* Listing *
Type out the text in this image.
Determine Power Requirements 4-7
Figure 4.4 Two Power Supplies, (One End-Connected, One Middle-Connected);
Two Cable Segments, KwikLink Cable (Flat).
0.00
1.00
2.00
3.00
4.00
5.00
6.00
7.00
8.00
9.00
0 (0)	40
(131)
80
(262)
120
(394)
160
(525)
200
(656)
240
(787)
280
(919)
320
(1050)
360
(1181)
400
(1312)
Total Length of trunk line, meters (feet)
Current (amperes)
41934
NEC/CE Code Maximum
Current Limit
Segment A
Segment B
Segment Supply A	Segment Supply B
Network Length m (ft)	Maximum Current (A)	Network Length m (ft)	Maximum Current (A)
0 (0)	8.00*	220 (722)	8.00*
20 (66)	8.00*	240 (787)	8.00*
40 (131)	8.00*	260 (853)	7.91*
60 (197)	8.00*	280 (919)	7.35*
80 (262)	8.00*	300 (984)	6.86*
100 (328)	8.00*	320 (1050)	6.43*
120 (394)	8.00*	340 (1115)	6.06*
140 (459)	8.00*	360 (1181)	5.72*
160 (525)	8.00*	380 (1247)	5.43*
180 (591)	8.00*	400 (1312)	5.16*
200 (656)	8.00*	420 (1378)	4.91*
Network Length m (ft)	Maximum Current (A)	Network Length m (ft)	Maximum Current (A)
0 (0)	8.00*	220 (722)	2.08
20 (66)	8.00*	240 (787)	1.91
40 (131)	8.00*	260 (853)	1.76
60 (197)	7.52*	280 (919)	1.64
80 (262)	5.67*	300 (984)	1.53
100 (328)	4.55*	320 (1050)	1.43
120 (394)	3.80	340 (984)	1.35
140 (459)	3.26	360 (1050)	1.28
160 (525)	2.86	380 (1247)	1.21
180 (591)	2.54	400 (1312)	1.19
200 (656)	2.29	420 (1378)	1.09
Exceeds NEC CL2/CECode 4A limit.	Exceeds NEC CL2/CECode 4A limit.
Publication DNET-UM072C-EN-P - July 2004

--

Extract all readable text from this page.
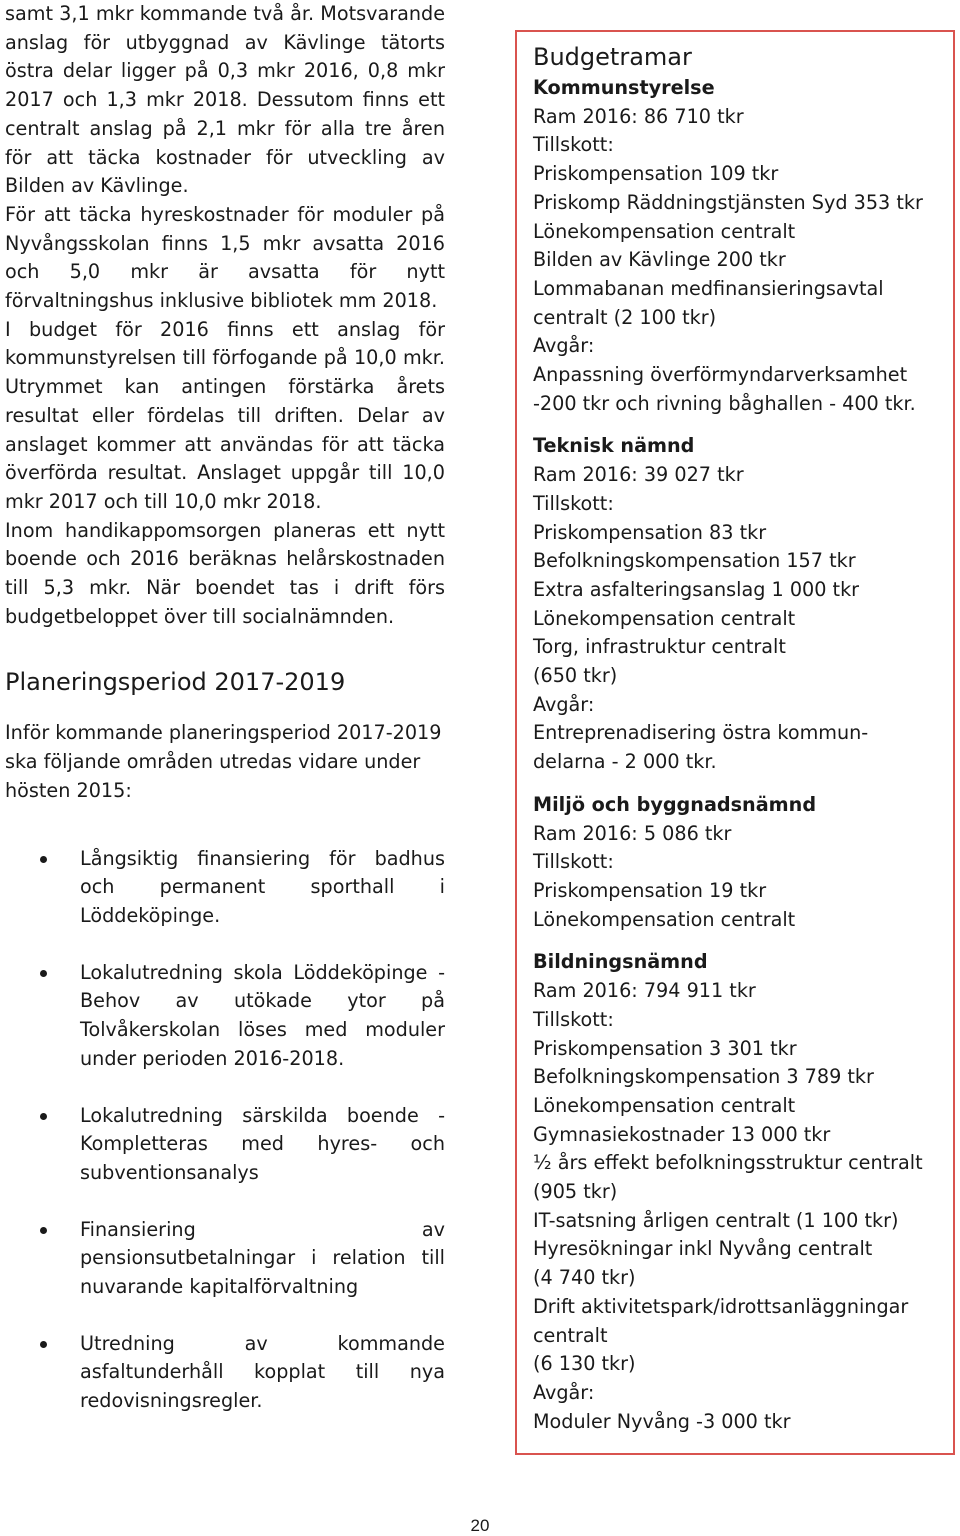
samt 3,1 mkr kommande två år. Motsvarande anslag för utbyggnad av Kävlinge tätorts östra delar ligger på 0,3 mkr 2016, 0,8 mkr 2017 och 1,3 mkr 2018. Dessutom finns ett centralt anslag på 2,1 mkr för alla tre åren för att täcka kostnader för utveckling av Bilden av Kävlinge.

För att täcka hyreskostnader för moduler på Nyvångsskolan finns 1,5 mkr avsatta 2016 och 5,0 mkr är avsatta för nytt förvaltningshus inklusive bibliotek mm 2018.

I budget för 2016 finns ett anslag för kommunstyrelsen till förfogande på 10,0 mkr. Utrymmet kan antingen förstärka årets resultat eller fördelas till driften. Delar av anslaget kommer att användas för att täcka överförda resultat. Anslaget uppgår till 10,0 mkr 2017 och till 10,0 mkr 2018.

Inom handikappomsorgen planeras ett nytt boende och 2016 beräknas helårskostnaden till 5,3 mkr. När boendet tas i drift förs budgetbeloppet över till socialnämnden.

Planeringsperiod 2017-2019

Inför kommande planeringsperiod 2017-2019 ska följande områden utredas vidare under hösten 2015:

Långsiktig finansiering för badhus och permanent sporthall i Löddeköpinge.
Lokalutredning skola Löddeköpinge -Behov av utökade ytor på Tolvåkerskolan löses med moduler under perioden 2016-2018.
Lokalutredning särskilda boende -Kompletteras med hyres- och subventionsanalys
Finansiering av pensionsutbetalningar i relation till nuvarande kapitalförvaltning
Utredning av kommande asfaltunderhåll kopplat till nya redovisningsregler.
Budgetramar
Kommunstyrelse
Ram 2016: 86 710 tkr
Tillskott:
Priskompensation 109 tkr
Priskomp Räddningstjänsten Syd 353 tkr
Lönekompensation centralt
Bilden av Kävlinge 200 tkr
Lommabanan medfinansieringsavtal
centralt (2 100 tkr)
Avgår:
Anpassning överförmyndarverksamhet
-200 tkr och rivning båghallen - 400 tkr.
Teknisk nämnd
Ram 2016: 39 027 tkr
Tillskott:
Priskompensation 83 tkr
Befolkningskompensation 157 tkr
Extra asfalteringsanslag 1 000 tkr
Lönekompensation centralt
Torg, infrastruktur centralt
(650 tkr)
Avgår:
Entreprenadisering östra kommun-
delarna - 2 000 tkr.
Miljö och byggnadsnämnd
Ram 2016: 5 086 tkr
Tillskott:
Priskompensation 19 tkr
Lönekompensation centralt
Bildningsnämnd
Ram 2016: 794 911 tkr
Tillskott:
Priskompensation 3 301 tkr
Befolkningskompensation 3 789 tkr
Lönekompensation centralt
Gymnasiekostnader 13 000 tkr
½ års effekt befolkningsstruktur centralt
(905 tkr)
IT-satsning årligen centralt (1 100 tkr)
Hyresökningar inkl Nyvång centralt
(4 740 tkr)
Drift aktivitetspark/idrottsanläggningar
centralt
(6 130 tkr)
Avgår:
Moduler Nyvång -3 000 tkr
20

* To do *
Go through the records above and copy every line with the word "nytt".

* Finished answer *
För att täcka hyreskostnader för moduler på Nyvångsskolan finns 1,5 mkr avsatta 2016 och 5,0 mkr är avsatta för nytt förvaltningshus inklusive bibliotek mm 2018.
Inom handikappomsorgen planeras ett nytt boende och 2016 beräknas helårskostnaden till 5,3 mkr. När boendet tas i drift förs budgetbeloppet över till socialnämnden.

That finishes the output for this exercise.